---- GIVEN DATA

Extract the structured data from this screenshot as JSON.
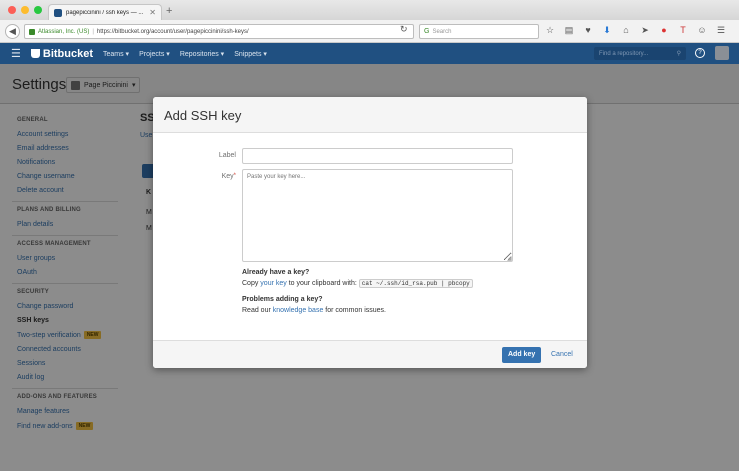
{
  "browser": {
    "tab_title": "pagepiccinini / ssh keys — ...",
    "url_org": "Atlassian, Inc. (US)",
    "url": "https://bitbucket.org/account/user/pagepiccinini/ssh-keys/",
    "search_placeholder": "Search"
  },
  "header": {
    "logo": "Bitbucket",
    "nav": [
      "Teams ▾",
      "Projects ▾",
      "Repositories ▾",
      "Snippets ▾"
    ],
    "find_placeholder": "Find a repository...",
    "help": "?"
  },
  "page": {
    "title": "Settings",
    "account": "Page Piccinini",
    "account_caret": "▾"
  },
  "sidebar": {
    "general": {
      "heading": "GENERAL",
      "items": [
        "Account settings",
        "Email addresses",
        "Notifications",
        "Change username",
        "Delete account"
      ]
    },
    "billing": {
      "heading": "PLANS AND BILLING",
      "items": [
        "Plan details"
      ]
    },
    "access": {
      "heading": "ACCESS MANAGEMENT",
      "items": [
        "User groups",
        "OAuth"
      ]
    },
    "security": {
      "heading": "SECURITY",
      "items": [
        "Change password",
        "SSH keys",
        "Two-step verification",
        "Connected accounts",
        "Sessions",
        "Audit log"
      ],
      "badge": "NEW"
    },
    "addons": {
      "heading": "ADD-ONS AND FEATURES",
      "items": [
        "Manage features",
        "Find new add-ons"
      ],
      "badge": "NEW"
    }
  },
  "content": {
    "title": "SS",
    "sub": "Use",
    "col": "K",
    "r1": "M",
    "r2": "M"
  },
  "dialog": {
    "title": "Add SSH key",
    "label_label": "Label",
    "key_label": "Key",
    "required_mark": "*",
    "key_placeholder": "Paste your key here...",
    "have_key_heading": "Already have a key?",
    "copy_prefix": "Copy ",
    "your_key_link": "your key",
    "copy_suffix": " to your clipboard with: ",
    "command": "cat ~/.ssh/id_rsa.pub | pbcopy",
    "problems_heading": "Problems adding a key?",
    "read_prefix": "Read our ",
    "kb_link": "knowledge base",
    "read_suffix": " for common issues.",
    "add_button": "Add key",
    "cancel": "Cancel"
  },
  "colors": {
    "brand": "#205081",
    "link": "#3572b0",
    "badge": "#f6c342"
  }
}
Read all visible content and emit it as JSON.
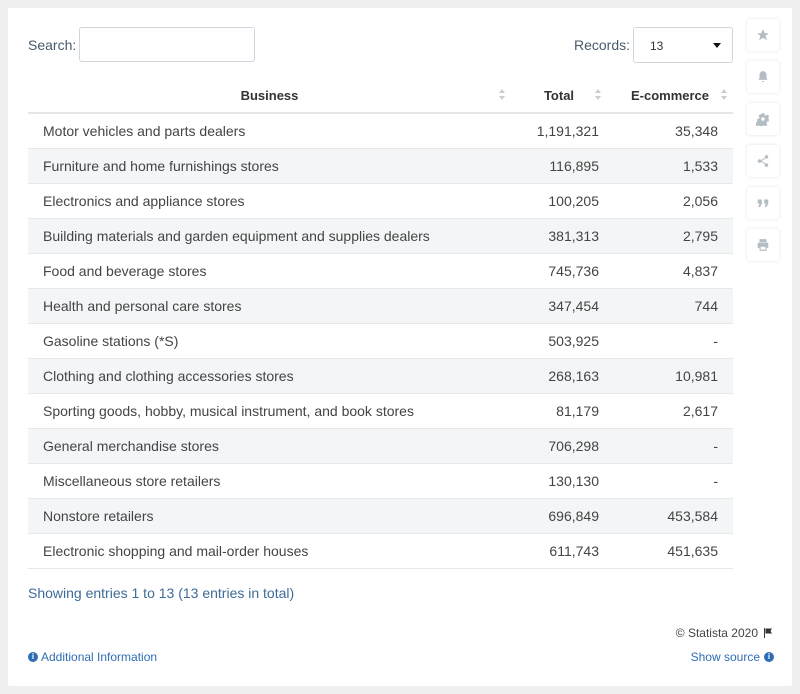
{
  "search": {
    "label": "Search:",
    "value": ""
  },
  "records": {
    "label": "Records:",
    "value": "13"
  },
  "toolbar": [
    "star-icon",
    "bell-icon",
    "gear-icon",
    "share-icon",
    "quote-icon",
    "print-icon"
  ],
  "chart_data": {
    "type": "table",
    "columns": [
      "Business",
      "Total",
      "E-commerce"
    ],
    "rows": [
      [
        "Motor vehicles and parts dealers",
        "1,191,321",
        "35,348"
      ],
      [
        "Furniture and home furnishings stores",
        "116,895",
        "1,533"
      ],
      [
        "Electronics and appliance stores",
        "100,205",
        "2,056"
      ],
      [
        "Building materials and garden equipment and supplies dealers",
        "381,313",
        "2,795"
      ],
      [
        "Food and beverage stores",
        "745,736",
        "4,837"
      ],
      [
        "Health and personal care stores",
        "347,454",
        "744"
      ],
      [
        "Gasoline stations (*S)",
        "503,925",
        "-"
      ],
      [
        "Clothing and clothing accessories stores",
        "268,163",
        "10,981"
      ],
      [
        "Sporting goods, hobby, musical instrument, and book stores",
        "81,179",
        "2,617"
      ],
      [
        "General merchandise stores",
        "706,298",
        "-"
      ],
      [
        "Miscellaneous store retailers",
        "130,130",
        "-"
      ],
      [
        "Nonstore retailers",
        "696,849",
        "453,584"
      ],
      [
        "Electronic shopping and mail-order houses",
        "611,743",
        "451,635"
      ]
    ]
  },
  "footer": {
    "summary": "Showing entries 1 to 13 (13 entries in total)",
    "copyright": "© Statista 2020",
    "additional_info": "Additional Information",
    "show_source": "Show source"
  },
  "colors": {
    "link": "#2f6eb5",
    "row_alt": "#f3f5f7"
  }
}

--------

### YOUR GOAL
Write out each line again precisely as it appears, skipping every picture.

### WRITTEN ANSWER
Extract the structured data from this screenshot as JSON.
{
  "browser": {
    "tab_title": "pagepiccinini / ssh keys — ...",
    "url_org": "Atlassian, Inc. (US)",
    "url": "https://bitbucket.org/account/user/pagepiccinini/ssh-keys/",
    "search_placeholder": "Search"
  },
  "header": {
    "logo": "Bitbucket",
    "nav": [
      "Teams ▾",
      "Projects ▾",
      "Repositories ▾",
      "Snippets ▾"
    ],
    "find_placeholder": "Find a repository...",
    "help": "?"
  },
  "page": {
    "title": "Settings",
    "account": "Page Piccinini",
    "account_caret": "▾"
  },
  "sidebar": {
    "general": {
      "heading": "GENERAL",
      "items": [
        "Account settings",
        "Email addresses",
        "Notifications",
        "Change username",
        "Delete account"
      ]
    },
    "billing": {
      "heading": "PLANS AND BILLING",
      "items": [
        "Plan details"
      ]
    },
    "access": {
      "heading": "ACCESS MANAGEMENT",
      "items": [
        "User groups",
        "OAuth"
      ]
    },
    "security": {
      "heading": "SECURITY",
      "items": [
        "Change password",
        "SSH keys",
        "Two-step verification",
        "Connected accounts",
        "Sessions",
        "Audit log"
      ],
      "badge": "NEW"
    },
    "addons": {
      "heading": "ADD-ONS AND FEATURES",
      "items": [
        "Manage features",
        "Find new add-ons"
      ],
      "badge": "NEW"
    }
  },
  "content": {
    "title": "SS",
    "sub": "Use",
    "col": "K",
    "r1": "M",
    "r2": "M"
  },
  "dialog": {
    "title": "Add SSH key",
    "label_label": "Label",
    "key_label": "Key",
    "required_mark": "*",
    "key_placeholder": "Paste your key here...",
    "have_key_heading": "Already have a key?",
    "copy_prefix": "Copy ",
    "your_key_link": "your key",
    "copy_suffix": " to your clipboard with: ",
    "command": "cat ~/.ssh/id_rsa.pub | pbcopy",
    "problems_heading": "Problems adding a key?",
    "read_prefix": "Read our ",
    "kb_link": "knowledge base",
    "read_suffix": " for common issues.",
    "add_button": "Add key",
    "cancel": "Cancel"
  },
  "colors": {
    "brand": "#205081",
    "link": "#3572b0",
    "badge": "#f6c342"
  }
}
Read all visible content and emit it as JSON.
{
  "search": {
    "label": "Search:",
    "value": ""
  },
  "records": {
    "label": "Records:",
    "value": "13"
  },
  "toolbar": [
    "star-icon",
    "bell-icon",
    "gear-icon",
    "share-icon",
    "quote-icon",
    "print-icon"
  ],
  "chart_data": {
    "type": "table",
    "columns": [
      "Business",
      "Total",
      "E-commerce"
    ],
    "rows": [
      [
        "Motor vehicles and parts dealers",
        "1,191,321",
        "35,348"
      ],
      [
        "Furniture and home furnishings stores",
        "116,895",
        "1,533"
      ],
      [
        "Electronics and appliance stores",
        "100,205",
        "2,056"
      ],
      [
        "Building materials and garden equipment and supplies dealers",
        "381,313",
        "2,795"
      ],
      [
        "Food and beverage stores",
        "745,736",
        "4,837"
      ],
      [
        "Health and personal care stores",
        "347,454",
        "744"
      ],
      [
        "Gasoline stations (*S)",
        "503,925",
        "-"
      ],
      [
        "Clothing and clothing accessories stores",
        "268,163",
        "10,981"
      ],
      [
        "Sporting goods, hobby, musical instrument, and book stores",
        "81,179",
        "2,617"
      ],
      [
        "General merchandise stores",
        "706,298",
        "-"
      ],
      [
        "Miscellaneous store retailers",
        "130,130",
        "-"
      ],
      [
        "Nonstore retailers",
        "696,849",
        "453,584"
      ],
      [
        "Electronic shopping and mail-order houses",
        "611,743",
        "451,635"
      ]
    ]
  },
  "footer": {
    "summary": "Showing entries 1 to 13 (13 entries in total)",
    "copyright": "© Statista 2020",
    "additional_info": "Additional Information",
    "show_source": "Show source"
  },
  "colors": {
    "link": "#2f6eb5",
    "row_alt": "#f3f5f7"
  }
}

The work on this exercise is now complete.